→ **Sezione documento**:
#####

Dieci milioni per rigenerare siti industriali dismessi
Umbria investe – La Giunta Regionale dell’Umbria, nella seduta del 5 dicembre 2025, ha approvato all’unanimità le linee guida per l’avviso pubblico denominato “Progetto Bandiera”. L’iniziativa mira a favorire la produzione di idrogeno verde e bio-idrogeno in aree industriali non più operative, con l’obiettivo di accelerare la decarbonizzazione dei processi produttivi, stimolare la rigenerazione urbana e valorizzare il territorio.
Secondo l’assessore regionale allo Sviluppo Economico Francesco De Rebotti, il progetto rappresenta una “opportunità unica” per investire in tecnologie innovative e sostenibili, rafforzando il ruolo dell’Umbria nella transizione energetica e nel rispetto degli obiettivi europei.

#####

→ **Cosa fare**:
Nel testo sulla rigenerazione dei siti industriali dismessi:
(a) In quale seduta la Giunta Regionale dell’Umbria ha approvato le linee guida del “Progetto Bandiera”?
(b) Quale produzione intende favorire l’iniziativa nelle aree industriali non più operative?
(c) Chi definisce il progetto una “opportunità unica”?

→ **Sezione dati**:
#####

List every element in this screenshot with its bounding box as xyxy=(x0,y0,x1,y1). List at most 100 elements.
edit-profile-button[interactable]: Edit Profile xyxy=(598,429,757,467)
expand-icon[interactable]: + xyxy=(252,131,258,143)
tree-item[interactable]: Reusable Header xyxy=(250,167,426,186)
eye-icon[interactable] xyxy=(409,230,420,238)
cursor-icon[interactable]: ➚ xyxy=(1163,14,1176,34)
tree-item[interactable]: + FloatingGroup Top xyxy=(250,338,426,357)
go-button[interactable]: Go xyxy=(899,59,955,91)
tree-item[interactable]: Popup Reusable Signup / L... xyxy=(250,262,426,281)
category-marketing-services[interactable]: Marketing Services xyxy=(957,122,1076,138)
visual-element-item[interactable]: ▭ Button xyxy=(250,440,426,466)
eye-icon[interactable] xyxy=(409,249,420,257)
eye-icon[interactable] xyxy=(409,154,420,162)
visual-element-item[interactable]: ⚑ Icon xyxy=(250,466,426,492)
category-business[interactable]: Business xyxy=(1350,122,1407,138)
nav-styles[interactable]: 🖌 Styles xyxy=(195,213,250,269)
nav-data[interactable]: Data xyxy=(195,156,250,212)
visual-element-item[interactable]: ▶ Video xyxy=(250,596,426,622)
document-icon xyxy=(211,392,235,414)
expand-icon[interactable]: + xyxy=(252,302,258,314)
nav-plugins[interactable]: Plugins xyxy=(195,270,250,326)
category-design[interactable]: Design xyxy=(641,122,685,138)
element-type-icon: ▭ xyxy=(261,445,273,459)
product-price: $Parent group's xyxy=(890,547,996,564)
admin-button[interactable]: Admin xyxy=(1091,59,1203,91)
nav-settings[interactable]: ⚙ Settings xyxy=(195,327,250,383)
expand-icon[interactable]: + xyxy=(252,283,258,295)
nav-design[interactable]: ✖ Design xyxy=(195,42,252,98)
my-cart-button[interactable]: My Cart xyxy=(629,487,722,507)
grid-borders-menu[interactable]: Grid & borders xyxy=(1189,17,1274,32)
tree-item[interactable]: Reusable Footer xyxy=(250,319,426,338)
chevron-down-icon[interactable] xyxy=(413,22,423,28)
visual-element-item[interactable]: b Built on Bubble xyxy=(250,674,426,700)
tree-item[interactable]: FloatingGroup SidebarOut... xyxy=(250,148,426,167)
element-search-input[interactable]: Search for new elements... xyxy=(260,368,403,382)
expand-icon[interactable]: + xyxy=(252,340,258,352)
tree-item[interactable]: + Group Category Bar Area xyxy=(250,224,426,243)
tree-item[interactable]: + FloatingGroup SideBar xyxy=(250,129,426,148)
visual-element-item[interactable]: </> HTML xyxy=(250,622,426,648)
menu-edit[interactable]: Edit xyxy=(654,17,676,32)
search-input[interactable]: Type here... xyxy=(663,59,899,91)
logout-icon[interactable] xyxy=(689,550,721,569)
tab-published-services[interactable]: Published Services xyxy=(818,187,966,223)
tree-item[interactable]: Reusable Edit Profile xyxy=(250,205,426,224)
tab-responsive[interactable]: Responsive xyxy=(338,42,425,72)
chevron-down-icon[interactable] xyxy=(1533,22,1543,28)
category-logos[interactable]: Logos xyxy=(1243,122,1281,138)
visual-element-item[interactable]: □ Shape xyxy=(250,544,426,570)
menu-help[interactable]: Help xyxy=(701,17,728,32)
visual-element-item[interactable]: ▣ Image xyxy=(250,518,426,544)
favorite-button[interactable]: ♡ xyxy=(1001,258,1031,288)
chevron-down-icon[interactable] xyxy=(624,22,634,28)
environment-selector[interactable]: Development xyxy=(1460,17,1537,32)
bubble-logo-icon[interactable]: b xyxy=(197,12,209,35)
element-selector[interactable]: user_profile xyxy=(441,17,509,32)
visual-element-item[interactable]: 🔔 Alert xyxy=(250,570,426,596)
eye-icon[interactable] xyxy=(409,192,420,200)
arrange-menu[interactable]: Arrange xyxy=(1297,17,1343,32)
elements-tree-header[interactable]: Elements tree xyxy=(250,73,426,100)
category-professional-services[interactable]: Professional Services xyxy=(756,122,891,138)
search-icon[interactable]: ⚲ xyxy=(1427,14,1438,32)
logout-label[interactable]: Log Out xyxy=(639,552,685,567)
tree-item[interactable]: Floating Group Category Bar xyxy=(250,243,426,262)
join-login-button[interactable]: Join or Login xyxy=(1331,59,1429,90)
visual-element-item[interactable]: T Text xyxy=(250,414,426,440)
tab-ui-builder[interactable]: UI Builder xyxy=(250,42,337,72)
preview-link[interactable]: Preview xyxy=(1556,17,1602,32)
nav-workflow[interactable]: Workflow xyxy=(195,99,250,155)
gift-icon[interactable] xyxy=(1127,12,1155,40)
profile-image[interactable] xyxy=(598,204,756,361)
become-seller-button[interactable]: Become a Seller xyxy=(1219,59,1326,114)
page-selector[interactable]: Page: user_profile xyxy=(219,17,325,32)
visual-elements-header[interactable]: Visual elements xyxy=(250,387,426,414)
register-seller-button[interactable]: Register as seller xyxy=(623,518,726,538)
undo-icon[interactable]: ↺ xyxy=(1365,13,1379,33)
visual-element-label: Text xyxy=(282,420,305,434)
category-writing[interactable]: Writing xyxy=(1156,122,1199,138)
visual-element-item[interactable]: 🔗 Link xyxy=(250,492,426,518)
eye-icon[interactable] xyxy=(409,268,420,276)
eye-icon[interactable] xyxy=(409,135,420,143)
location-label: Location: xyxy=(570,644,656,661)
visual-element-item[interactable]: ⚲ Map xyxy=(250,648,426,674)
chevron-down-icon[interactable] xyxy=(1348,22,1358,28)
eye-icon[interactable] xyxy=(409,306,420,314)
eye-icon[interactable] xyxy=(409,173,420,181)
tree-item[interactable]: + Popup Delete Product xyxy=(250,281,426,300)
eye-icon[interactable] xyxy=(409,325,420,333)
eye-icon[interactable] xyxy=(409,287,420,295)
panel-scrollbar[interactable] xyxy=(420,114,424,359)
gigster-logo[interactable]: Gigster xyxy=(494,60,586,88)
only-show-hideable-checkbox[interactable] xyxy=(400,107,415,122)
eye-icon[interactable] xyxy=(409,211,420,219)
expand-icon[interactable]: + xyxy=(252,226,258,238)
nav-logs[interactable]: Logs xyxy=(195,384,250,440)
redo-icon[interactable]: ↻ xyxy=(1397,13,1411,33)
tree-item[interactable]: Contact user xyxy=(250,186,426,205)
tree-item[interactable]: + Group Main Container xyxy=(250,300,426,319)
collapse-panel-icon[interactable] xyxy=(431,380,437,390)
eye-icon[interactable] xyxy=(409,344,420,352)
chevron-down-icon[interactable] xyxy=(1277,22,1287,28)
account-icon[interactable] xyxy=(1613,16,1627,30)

#####

→ **Soluzione**:
(a) Nella seduta del 5 dicembre 2025.
(b) La produzione di idrogeno verde e bio-idrogeno.
(c) L’assessore regionale allo Sviluppo Economico Francesco De Rebotti.